Excerpt from a dataset
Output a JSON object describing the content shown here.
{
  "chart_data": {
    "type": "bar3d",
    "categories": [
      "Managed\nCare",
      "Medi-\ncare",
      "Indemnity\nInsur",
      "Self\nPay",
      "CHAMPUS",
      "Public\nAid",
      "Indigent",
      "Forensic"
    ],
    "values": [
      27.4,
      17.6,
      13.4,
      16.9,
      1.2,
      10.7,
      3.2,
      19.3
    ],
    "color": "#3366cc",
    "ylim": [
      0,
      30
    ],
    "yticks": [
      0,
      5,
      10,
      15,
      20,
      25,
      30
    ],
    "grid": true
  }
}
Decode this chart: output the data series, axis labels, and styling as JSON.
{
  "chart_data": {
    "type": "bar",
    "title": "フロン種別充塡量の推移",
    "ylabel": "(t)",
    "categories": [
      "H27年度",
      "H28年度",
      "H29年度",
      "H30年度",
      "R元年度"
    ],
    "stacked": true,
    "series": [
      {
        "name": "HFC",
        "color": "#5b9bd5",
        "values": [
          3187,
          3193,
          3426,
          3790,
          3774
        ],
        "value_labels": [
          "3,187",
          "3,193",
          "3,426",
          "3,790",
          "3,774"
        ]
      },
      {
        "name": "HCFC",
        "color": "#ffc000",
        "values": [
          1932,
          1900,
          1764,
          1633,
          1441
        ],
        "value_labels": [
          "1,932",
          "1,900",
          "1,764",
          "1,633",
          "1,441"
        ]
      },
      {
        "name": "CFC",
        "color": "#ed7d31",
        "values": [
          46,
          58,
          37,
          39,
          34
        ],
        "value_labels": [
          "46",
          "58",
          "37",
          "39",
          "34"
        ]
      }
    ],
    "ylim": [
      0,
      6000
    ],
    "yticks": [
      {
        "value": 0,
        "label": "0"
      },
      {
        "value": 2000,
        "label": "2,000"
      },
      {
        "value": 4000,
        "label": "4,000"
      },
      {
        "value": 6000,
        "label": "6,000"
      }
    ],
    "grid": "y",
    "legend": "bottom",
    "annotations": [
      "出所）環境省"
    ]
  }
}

TASK STATEMENT: Type out the full listing again, exactly as given.

IN RESPONSE:
Output a JSON object describing the content shown here.
{
  "chart_data": {
    "type": "bar3d",
    "categories": [
      "Managed\nCare",
      "Medi-\ncare",
      "Indemnity\nInsur",
      "Self\nPay",
      "CHAMPUS",
      "Public\nAid",
      "Indigent",
      "Forensic"
    ],
    "values": [
      27.4,
      17.6,
      13.4,
      16.9,
      1.2,
      10.7,
      3.2,
      19.3
    ],
    "color": "#3366cc",
    "ylim": [
      0,
      30
    ],
    "yticks": [
      0,
      5,
      10,
      15,
      20,
      25,
      30
    ],
    "grid": true
  }
}
Decode this chart: output the data series, axis labels, and styling as JSON.
{
  "chart_data": {
    "type": "bar",
    "title": "フロン種別充塡量の推移",
    "ylabel": "(t)",
    "categories": [
      "H27年度",
      "H28年度",
      "H29年度",
      "H30年度",
      "R元年度"
    ],
    "stacked": true,
    "series": [
      {
        "name": "HFC",
        "color": "#5b9bd5",
        "values": [
          3187,
          3193,
          3426,
          3790,
          3774
        ],
        "value_labels": [
          "3,187",
          "3,193",
          "3,426",
          "3,790",
          "3,774"
        ]
      },
      {
        "name": "HCFC",
        "color": "#ffc000",
        "values": [
          1932,
          1900,
          1764,
          1633,
          1441
        ],
        "value_labels": [
          "1,932",
          "1,900",
          "1,764",
          "1,633",
          "1,441"
        ]
      },
      {
        "name": "CFC",
        "color": "#ed7d31",
        "values": [
          46,
          58,
          37,
          39,
          34
        ],
        "value_labels": [
          "46",
          "58",
          "37",
          "39",
          "34"
        ]
      }
    ],
    "ylim": [
      0,
      6000
    ],
    "yticks": [
      {
        "value": 0,
        "label": "0"
      },
      {
        "value": 2000,
        "label": "2,000"
      },
      {
        "value": 4000,
        "label": "4,000"
      },
      {
        "value": 6000,
        "label": "6,000"
      }
    ],
    "grid": "y",
    "legend": "bottom",
    "annotations": [
      "出所）環境省"
    ]
  }
}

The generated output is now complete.